**Recorded data:**
<<<<

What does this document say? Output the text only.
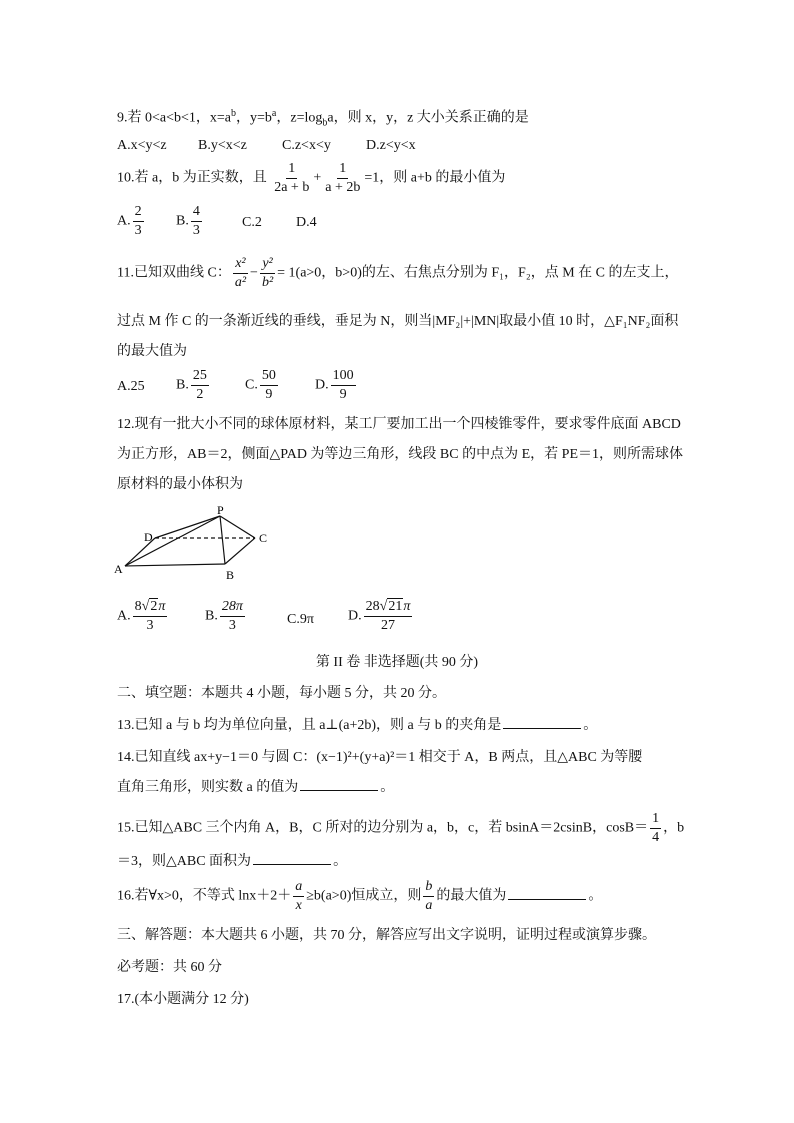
9.若 0<a<b<1，$x=a^b$，$y=b^a$，$z=\log_ba$，则 x，y，z 大小关系正确的是
A.x<y<z B.y<x<z	C.z<x<y	D.z<y<x
10.若 a，b 为正实数，且 $\frac{1}{2a + b} + \frac{1}{a + 2b} =1$，则 a+b 的最小值为
A. $\frac{2}{3} B$. $\frac{4}{3}$	C.2 D.4
11.已知双曲线 C： $\frac{\text{x²}}{\text{a²}} - \frac{\text{y²}}{\text{b²}} = 1(a>0$，b>0)的左、右焦点分别为 F₁，F₂，点 M 在 C 的左支上，
过点 M 作 C 的一条渐近线的垂线，垂足为 N，则当|MF₂|+|MN|取最小值 10 时，△F₁NF₂面积
的最大值为
A.25 B. $\frac{25}{2}$	C. $\frac{50}{9}$	D. $\frac{100}{9}$
12.现有一批大小不同的球体原材料，某工厂要加工出一个四棱锥零件，要求零件底面 ABCD
为正方形，AB＝2，侧面△PAD 为等边三角形，线段 BC 的中点为 E，若 PE＝1，则所需球体
原材料的最小体积为
P
D	C
A	B
A. $\frac{8√2\pi}{3}$	B. $\frac{28\pi}{3}$	C.9π D. $\frac{28√21\pi}{27}$
第 II 卷 非选择题(共 90 分)
二、填空题：本题共 4 小题，每小题 5 分，共 20 分。
13.已知 a 与 b 均为单位向量，且 a⊥(a+2b)，则 a 与 b 的夹角是	。
14.已知直线 ax+y−1＝0 与圆 C：(x−1)²+(y+a)²＝1 相交于 A，B 两点，且△ABC 为等腰
直角三角形，则实数 a 的值为	。
15.已知△ABC 三个内角 A，B，C 所对的边分别为 a，b，c，若 bsinA＝2csinB，$\cos B= \frac{1}{4}$ ，b
＝3，则△ABC 面积为	。
16.若∀x>0，不等式 $\ln x+2+ \frac{a}{x} \ge b(a>0)$恒成立，则 $\frac{b}{a}$ 的最大值为	。
三、解答题：本大题共 6 小题，共 70 分，解答应写出文字说明，证明过程或演算步骤。
必考题：共 60 分
17.(本小题满分 12 分)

>>>>

Read the entries above, then pull out the lines that include "的最大值为".

**TASK OUTPUT:**
的最大值为
16.若∀x>0，不等式 $\ln x+2+ \frac{a}{x} \ge b(a>0)$恒成立，则 $\frac{b}{a}$ 的最大值为	。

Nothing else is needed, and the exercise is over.